• **YOUR OBJECTIVE**
Copy each line that contains the word "JSON".

(Excerpt from a dataset)

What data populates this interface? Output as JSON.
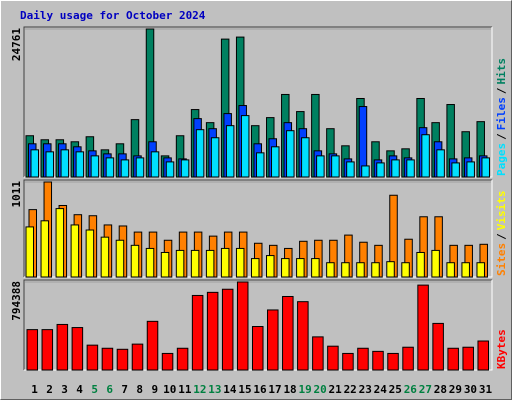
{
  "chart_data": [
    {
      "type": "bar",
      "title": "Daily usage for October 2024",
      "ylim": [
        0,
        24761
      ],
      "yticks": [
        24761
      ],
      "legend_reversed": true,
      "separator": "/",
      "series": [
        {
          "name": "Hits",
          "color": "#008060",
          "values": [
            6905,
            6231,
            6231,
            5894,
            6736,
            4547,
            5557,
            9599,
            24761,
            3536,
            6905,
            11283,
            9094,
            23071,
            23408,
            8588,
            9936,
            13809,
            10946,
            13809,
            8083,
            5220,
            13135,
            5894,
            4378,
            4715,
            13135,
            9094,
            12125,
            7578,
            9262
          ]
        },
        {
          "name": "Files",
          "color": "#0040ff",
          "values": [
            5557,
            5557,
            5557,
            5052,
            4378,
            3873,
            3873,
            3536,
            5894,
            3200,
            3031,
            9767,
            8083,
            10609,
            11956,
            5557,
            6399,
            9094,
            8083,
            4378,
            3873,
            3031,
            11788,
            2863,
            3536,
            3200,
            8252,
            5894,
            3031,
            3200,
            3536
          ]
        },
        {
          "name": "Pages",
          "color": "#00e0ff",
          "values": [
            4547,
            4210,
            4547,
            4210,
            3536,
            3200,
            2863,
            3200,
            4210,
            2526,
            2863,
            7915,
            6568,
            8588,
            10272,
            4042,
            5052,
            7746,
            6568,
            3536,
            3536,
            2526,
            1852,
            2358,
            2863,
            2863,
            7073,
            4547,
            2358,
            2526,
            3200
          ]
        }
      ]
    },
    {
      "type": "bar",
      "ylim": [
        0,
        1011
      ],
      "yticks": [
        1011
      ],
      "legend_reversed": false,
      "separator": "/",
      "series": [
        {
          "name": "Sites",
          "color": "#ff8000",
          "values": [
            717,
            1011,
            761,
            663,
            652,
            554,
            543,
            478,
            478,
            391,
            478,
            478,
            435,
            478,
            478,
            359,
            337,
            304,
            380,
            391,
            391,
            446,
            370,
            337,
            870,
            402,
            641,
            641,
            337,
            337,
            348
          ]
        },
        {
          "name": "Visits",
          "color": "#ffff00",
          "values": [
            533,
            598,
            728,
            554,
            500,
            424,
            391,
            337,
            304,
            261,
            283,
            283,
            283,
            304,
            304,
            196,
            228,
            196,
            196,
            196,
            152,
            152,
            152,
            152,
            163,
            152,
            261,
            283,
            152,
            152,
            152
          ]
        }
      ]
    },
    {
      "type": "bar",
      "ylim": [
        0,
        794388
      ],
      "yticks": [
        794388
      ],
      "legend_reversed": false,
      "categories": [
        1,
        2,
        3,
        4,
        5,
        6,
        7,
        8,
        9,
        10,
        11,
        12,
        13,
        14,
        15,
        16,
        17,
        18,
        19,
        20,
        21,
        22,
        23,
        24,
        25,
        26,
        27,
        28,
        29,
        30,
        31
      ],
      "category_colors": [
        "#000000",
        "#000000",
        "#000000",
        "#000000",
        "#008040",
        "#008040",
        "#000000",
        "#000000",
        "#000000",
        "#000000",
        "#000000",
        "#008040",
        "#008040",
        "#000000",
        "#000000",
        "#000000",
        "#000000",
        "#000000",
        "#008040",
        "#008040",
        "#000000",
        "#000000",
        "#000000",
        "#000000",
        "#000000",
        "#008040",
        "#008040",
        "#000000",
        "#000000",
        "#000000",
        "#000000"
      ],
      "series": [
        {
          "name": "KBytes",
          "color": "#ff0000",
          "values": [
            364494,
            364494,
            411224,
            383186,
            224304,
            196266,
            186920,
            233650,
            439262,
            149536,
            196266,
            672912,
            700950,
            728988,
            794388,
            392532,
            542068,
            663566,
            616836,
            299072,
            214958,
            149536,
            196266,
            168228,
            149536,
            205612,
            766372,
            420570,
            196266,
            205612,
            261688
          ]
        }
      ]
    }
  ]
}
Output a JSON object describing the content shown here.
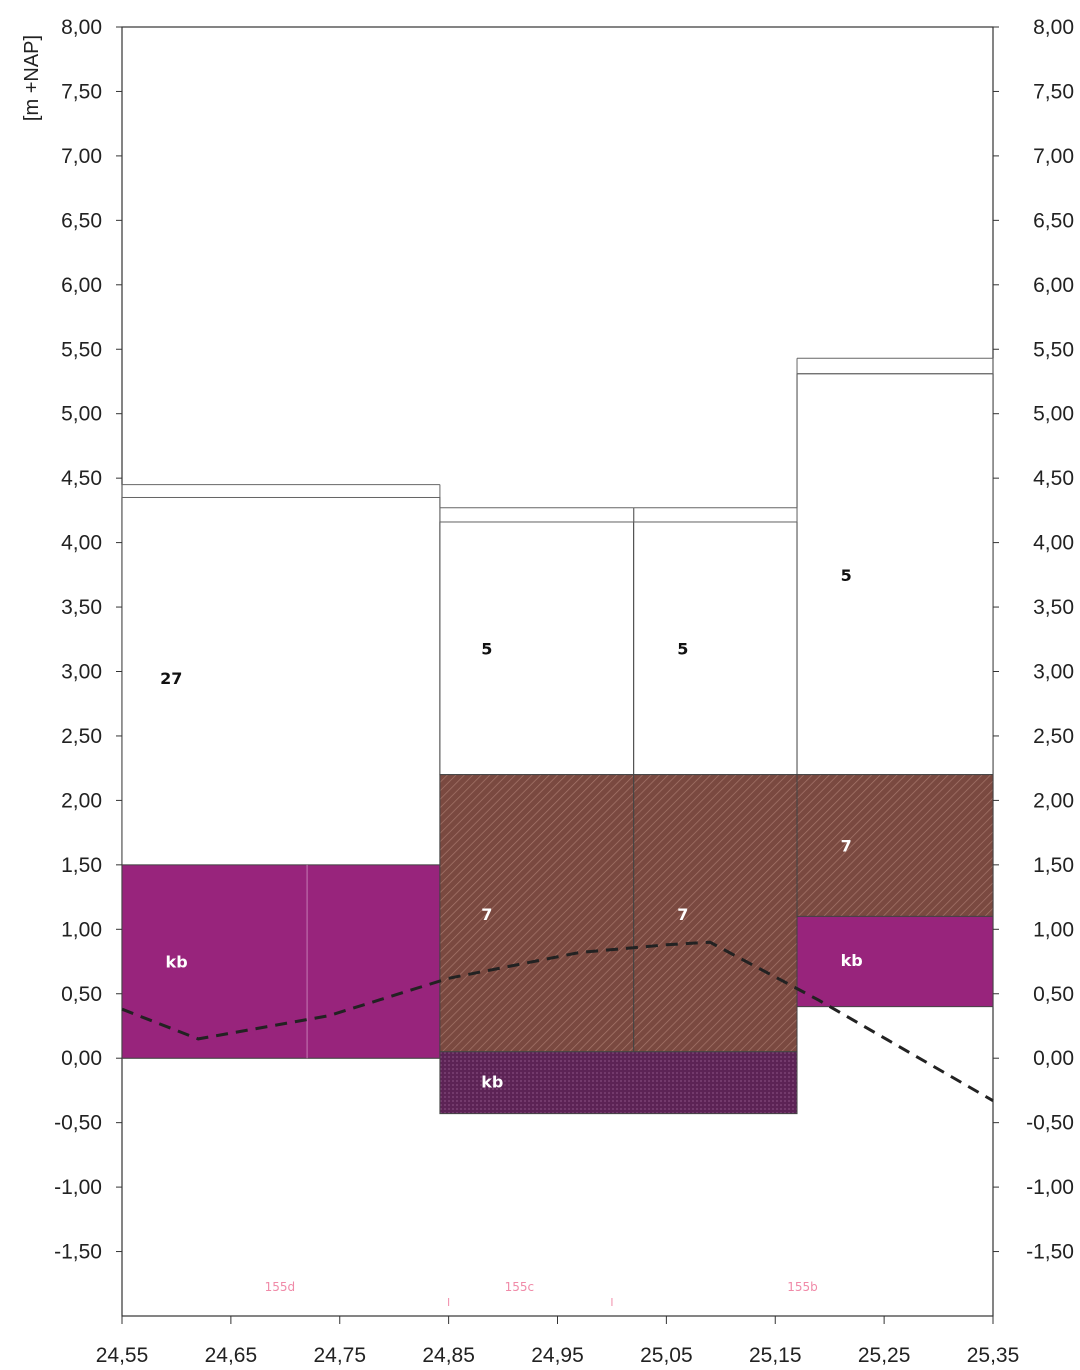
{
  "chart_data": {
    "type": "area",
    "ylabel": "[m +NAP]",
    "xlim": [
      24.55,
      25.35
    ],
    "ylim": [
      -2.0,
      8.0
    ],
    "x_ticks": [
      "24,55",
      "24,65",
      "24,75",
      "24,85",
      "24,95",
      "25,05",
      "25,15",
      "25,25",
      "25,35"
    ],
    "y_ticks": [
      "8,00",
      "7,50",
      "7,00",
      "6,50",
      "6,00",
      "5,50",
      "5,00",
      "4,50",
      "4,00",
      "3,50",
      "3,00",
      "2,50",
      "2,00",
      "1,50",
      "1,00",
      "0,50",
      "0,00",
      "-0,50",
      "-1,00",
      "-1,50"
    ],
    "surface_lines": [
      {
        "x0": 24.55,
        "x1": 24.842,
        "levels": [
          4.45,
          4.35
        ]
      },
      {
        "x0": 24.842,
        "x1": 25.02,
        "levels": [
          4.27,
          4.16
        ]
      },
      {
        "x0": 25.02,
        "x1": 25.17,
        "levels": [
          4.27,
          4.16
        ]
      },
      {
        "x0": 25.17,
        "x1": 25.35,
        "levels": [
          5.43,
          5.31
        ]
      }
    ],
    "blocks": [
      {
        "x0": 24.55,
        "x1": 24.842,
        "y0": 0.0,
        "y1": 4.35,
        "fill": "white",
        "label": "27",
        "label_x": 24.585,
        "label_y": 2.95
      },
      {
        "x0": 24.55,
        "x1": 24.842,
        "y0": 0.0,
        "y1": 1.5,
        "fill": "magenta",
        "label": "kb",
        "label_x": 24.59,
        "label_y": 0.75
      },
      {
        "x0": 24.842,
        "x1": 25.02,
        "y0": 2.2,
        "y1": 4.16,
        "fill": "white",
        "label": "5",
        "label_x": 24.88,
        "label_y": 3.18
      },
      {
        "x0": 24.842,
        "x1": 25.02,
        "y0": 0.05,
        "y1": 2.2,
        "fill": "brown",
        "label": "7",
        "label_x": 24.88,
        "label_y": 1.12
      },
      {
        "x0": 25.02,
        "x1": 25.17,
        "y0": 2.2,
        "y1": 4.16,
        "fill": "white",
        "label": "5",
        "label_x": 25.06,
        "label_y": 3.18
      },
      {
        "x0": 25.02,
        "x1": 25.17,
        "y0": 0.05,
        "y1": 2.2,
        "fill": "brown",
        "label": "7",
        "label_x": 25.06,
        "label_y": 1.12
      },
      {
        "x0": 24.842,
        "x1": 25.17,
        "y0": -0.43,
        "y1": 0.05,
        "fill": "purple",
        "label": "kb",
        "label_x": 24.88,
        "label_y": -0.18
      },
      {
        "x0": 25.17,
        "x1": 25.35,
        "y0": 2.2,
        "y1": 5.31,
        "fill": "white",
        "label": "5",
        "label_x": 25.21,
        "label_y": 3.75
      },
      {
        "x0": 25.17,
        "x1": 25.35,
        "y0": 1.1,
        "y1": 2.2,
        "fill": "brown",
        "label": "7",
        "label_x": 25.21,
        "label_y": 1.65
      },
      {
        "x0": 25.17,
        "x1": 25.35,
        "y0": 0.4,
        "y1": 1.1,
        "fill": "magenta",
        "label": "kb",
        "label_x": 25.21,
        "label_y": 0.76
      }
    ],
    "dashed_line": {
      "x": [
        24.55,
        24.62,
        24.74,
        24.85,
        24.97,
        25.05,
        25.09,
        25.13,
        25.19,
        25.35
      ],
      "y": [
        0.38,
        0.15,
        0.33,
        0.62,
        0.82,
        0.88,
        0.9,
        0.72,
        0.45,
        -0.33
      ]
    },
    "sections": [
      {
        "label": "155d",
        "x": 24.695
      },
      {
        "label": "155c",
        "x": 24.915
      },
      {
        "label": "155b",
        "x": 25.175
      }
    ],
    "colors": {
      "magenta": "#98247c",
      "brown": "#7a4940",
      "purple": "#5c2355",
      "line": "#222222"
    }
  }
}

• **EXERCISE OUTPUT**
What data populates this interface? Output as JSON.
Output a JSON object describing the content shown here.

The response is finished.